## Extrait à lire:
Le moteur va ronronner pendant une bonne heure, le temps de se dévier du vent qui commence à se lever mais droit debout devant notre nez. Et le crachin dense sous un ciel gris foncé ne nous donne pas envie de retirer les cirés !
Un long bord au près serré (à 90 degrés de notre route idéale) va nous mener de 10h00 à 12h00 jusqu’à lécher les pierres noires. Au virement de bord suivant, on est quasiment toujours perpendiculaire à la route espérée. C’est justement désespérant, alors on redemande une fois de plus au moteur de nous aider à aller où on veut (à Sauzon), vite (4nœuds) et fort parce que vent, courant et vagues sont contre nous !!! Une nouvelle tranche de 2 heures s’ouvre donc pour enfin avancer.
Le bon côté des choses ? Il s’arrête de pleuvoir vers 13h00. Et une belle vision s’offre à nous, nous croisons la route du BELEM. BRIDAN passe devant, ENAWEN passe derrière. De belles photos en perspective. Et enfin, oh surprise !, alors qu’on ne s’y attend plus, le vent revient vers 14h00 pour nous permettre de finir en beauté, pleines voiles au près jusqu’à l’entrée du port de Sauzon. 25 milles nautiques en 6 heures.
Les placiers, toujours aimables ici aussi, et très efficaces nous aident aux opérations d’embossage. 15h30, tout est OK, ENAWEN et BRIDAN sont amarrés à couple. Un troisième larron (notre voisin de Port Louis la nuit dernière) viendra se greffer sur BRIDAN, pour lui faire profiter de ses crissements d’amarre.
Un coup d’annexe hybride (le gonflable de BRIDAN + le moteur d’ENAWEN) jusqu’au quai pour un rafraichissement et un petit resto un peu reculé offrant encore des places, et on aura fait le tour de cette journée.
Le début de nuit a forcé les skippers à quelques sorties anti-bruit pour changer de place les pare- battages ou pour régler la tension des amarres du 3ème larron qui se transmettait sur BRIDAN !
Dimanche 22/8
Le départ à 9h30 est respecté avec pour objectif Port Tudy à Groix …ou Port Louis à Lorient.
Sitôt les voiles hissées on a l’agréable surprise de sentir un vent de Nord-Ouest bien appuyé. Et c’est sur ce bord initial que va se prolonger notre étape. Pas grand-chose à faire si ce n’est régler la toile pour qu’ENAWEN et BRIDAN alignent leurs vitesses pour rester ensemble au passage du Plateau des Birvidaux, au passage d’une chasse d’oiseaux et de dauphins en pleine curée, et jusqu’au passage de la ligne d’arrivée à Port Louis à 15h30. Oui, Port Louis, car on s’est laissé guidé par le cap qui naturellement nous à mener dans ce port par ailleurs plus agréable et mieux équipé que Port Tudy.
Passage à la capitainerie, douche, apéro dans un petit établissement du centre-ville et pour finir la journée, un dîner à la « mode de chacun » autour de la table d’ENAWEN bien sûr !
25 milles nautiques parcourus. La meilleure navigation depuis longtemps !

## Données fournies:
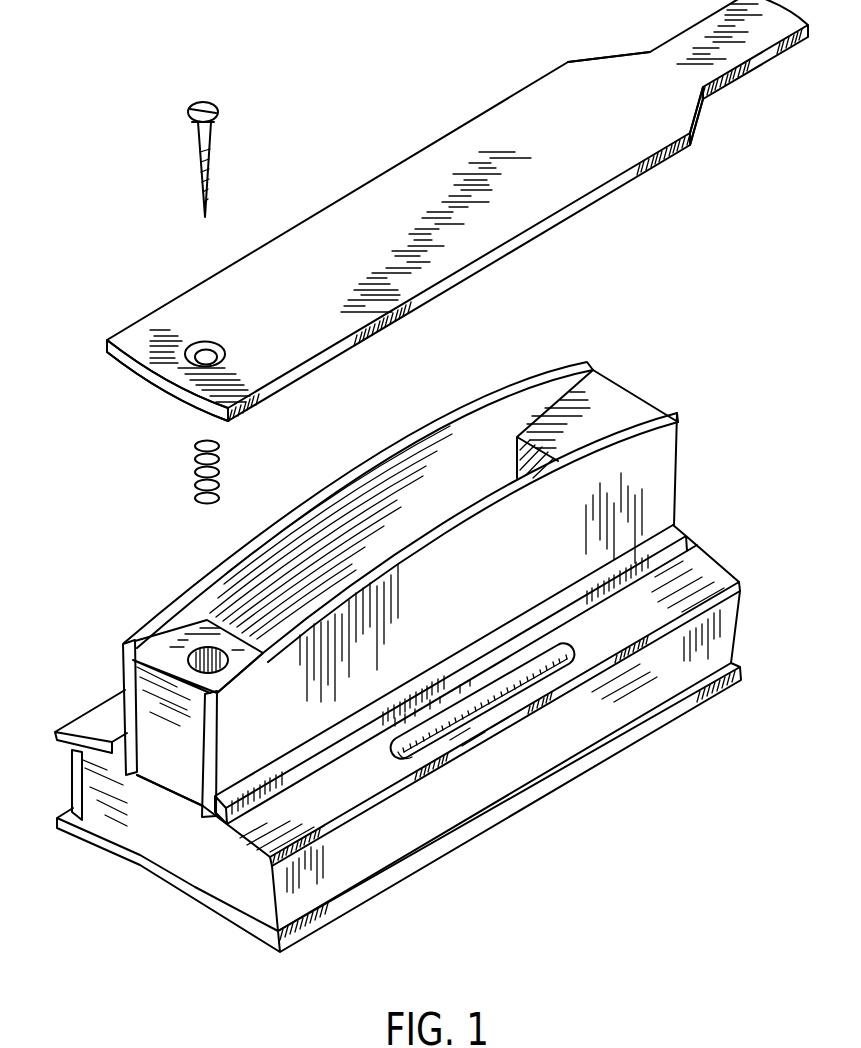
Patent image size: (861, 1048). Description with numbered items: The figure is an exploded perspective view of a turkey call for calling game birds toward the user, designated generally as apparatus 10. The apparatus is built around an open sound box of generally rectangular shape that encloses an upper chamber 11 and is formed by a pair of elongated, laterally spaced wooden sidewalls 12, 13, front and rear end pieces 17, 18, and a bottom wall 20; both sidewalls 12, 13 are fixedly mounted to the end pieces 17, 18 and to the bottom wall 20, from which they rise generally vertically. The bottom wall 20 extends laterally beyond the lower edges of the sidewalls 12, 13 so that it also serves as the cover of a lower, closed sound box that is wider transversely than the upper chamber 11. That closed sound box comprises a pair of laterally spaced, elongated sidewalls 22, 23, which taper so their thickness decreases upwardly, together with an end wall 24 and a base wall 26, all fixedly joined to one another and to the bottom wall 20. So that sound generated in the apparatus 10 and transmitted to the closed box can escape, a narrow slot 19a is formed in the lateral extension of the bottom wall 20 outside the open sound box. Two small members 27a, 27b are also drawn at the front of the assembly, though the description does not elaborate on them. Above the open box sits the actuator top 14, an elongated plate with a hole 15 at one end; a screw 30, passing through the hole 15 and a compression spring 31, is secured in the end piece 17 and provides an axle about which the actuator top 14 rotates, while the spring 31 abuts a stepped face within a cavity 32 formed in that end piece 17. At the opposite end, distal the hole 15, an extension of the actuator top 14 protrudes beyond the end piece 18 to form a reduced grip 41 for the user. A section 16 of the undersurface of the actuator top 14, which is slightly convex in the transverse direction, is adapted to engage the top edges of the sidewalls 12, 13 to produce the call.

## Tâche courte:
Reproduisez à l'identique le passage du récit de navigation ci-dessus en commençant par « Dimanche 22/8 » et en continuant jusqu'à « d’ENAWEN bien sûr ! ».

## Résultat:
Dimanche 22/8
Le départ à 9h30 est respecté avec pour objectif Port Tudy à Groix …ou Port Louis à Lorient.
Sitôt les voiles hissées on a l’agréable surprise de sentir un vent de Nord-Ouest bien appuyé. Et c’est sur ce bord initial que va se prolonger notre étape. Pas grand-chose à faire si ce n’est régler la toile pour qu’ENAWEN et BRIDAN alignent leurs vitesses pour rester ensemble au passage du Plateau des Birvidaux, au passage d’une chasse d’oiseaux et de dauphins en pleine curée, et jusqu’au passage de la ligne d’arrivée à Port Louis à 15h30. Oui, Port Louis, car on s’est laissé guidé par le cap qui naturellement nous à mener dans ce port par ailleurs plus agréable et mieux équipé que Port Tudy.
Passage à la capitainerie, douche, apéro dans un petit établissement du centre-ville et pour finir la journée, un dîner à la « mode de chacun » autour de la table d’ENAWEN bien sûr !